To be done:
A faithful transcription of all the data is required.

Record excerpts:

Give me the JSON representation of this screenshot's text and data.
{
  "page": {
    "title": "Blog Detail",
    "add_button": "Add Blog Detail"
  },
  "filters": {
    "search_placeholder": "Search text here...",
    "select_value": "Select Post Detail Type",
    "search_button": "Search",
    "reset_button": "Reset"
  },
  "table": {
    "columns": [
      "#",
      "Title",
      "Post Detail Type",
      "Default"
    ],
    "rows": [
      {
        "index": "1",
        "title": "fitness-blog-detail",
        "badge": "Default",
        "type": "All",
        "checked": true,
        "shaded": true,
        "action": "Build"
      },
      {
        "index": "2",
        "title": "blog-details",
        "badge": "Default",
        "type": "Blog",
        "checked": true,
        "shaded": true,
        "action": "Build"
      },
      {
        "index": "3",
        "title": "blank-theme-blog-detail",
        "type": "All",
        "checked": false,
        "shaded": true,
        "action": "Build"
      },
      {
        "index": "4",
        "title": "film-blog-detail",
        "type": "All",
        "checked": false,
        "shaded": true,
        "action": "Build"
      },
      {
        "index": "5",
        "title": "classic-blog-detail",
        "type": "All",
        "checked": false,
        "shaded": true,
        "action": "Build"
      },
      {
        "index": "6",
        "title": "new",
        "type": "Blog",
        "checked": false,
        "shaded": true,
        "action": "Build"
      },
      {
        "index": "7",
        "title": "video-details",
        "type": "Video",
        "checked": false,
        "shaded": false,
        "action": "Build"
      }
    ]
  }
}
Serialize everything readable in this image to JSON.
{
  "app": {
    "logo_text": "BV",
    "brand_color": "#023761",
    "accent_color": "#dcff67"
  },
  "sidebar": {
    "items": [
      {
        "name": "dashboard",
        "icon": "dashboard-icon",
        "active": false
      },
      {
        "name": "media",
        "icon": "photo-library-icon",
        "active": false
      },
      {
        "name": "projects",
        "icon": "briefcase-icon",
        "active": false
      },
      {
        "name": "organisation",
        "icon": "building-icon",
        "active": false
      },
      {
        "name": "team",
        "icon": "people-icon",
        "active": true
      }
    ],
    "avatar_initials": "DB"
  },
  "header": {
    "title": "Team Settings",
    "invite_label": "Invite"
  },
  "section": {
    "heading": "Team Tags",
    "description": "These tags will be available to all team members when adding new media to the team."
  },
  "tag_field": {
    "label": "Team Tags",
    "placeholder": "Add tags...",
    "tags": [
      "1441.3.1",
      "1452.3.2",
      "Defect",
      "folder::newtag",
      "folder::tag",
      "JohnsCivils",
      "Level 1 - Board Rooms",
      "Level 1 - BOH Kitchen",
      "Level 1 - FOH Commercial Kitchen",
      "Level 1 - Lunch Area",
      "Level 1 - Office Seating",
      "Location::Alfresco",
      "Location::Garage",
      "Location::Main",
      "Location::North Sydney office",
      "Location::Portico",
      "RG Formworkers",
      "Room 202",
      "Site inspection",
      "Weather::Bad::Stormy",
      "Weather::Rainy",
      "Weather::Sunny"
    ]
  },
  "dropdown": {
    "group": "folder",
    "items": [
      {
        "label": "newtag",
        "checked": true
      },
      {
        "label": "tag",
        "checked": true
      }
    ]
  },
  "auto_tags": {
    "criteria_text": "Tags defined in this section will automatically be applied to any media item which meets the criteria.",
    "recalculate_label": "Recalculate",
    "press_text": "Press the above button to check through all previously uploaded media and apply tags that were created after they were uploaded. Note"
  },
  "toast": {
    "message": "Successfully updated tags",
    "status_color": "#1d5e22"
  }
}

Correct response:
Give me the JSON representation of this screenshot's text and data.
{
  "page": {
    "title": "Blog Detail",
    "add_button": "Add Blog Detail"
  },
  "filters": {
    "search_placeholder": "Search text here...",
    "select_value": "Select Post Detail Type",
    "search_button": "Search",
    "reset_button": "Reset"
  },
  "table": {
    "columns": [
      "#",
      "Title",
      "Post Detail Type",
      "Default"
    ],
    "rows": [
      {
        "index": "1",
        "title": "fitness-blog-detail",
        "badge": "Default",
        "type": "All",
        "checked": true,
        "shaded": true,
        "action": "Build"
      },
      {
        "index": "2",
        "title": "blog-details",
        "badge": "Default",
        "type": "Blog",
        "checked": true,
        "shaded": true,
        "action": "Build"
      },
      {
        "index": "3",
        "title": "blank-theme-blog-detail",
        "type": "All",
        "checked": false,
        "shaded": true,
        "action": "Build"
      },
      {
        "index": "4",
        "title": "film-blog-detail",
        "type": "All",
        "checked": false,
        "shaded": true,
        "action": "Build"
      },
      {
        "index": "5",
        "title": "classic-blog-detail",
        "type": "All",
        "checked": false,
        "shaded": true,
        "action": "Build"
      },
      {
        "index": "6",
        "title": "new",
        "type": "Blog",
        "checked": false,
        "shaded": true,
        "action": "Build"
      },
      {
        "index": "7",
        "title": "video-details",
        "type": "Video",
        "checked": false,
        "shaded": false,
        "action": "Build"
      }
    ]
  }
}
Serialize everything readable in this image to JSON.
{
  "app": {
    "logo_text": "BV",
    "brand_color": "#023761",
    "accent_color": "#dcff67"
  },
  "sidebar": {
    "items": [
      {
        "name": "dashboard",
        "icon": "dashboard-icon",
        "active": false
      },
      {
        "name": "media",
        "icon": "photo-library-icon",
        "active": false
      },
      {
        "name": "projects",
        "icon": "briefcase-icon",
        "active": false
      },
      {
        "name": "organisation",
        "icon": "building-icon",
        "active": false
      },
      {
        "name": "team",
        "icon": "people-icon",
        "active": true
      }
    ],
    "avatar_initials": "DB"
  },
  "header": {
    "title": "Team Settings",
    "invite_label": "Invite"
  },
  "section": {
    "heading": "Team Tags",
    "description": "These tags will be available to all team members when adding new media to the team."
  },
  "tag_field": {
    "label": "Team Tags",
    "placeholder": "Add tags...",
    "tags": [
      "1441.3.1",
      "1452.3.2",
      "Defect",
      "folder::newtag",
      "folder::tag",
      "JohnsCivils",
      "Level 1 - Board Rooms",
      "Level 1 - BOH Kitchen",
      "Level 1 - FOH Commercial Kitchen",
      "Level 1 - Lunch Area",
      "Level 1 - Office Seating",
      "Location::Alfresco",
      "Location::Garage",
      "Location::Main",
      "Location::North Sydney office",
      "Location::Portico",
      "RG Formworkers",
      "Room 202",
      "Site inspection",
      "Weather::Bad::Stormy",
      "Weather::Rainy",
      "Weather::Sunny"
    ]
  },
  "dropdown": {
    "group": "folder",
    "items": [
      {
        "label": "newtag",
        "checked": true
      },
      {
        "label": "tag",
        "checked": true
      }
    ]
  },
  "auto_tags": {
    "criteria_text": "Tags defined in this section will automatically be applied to any media item which meets the criteria.",
    "recalculate_label": "Recalculate",
    "press_text": "Press the above button to check through all previously uploaded media and apply tags that were created after they were uploaded. Note"
  },
  "toast": {
    "message": "Successfully updated tags",
    "status_color": "#1d5e22"
  }
}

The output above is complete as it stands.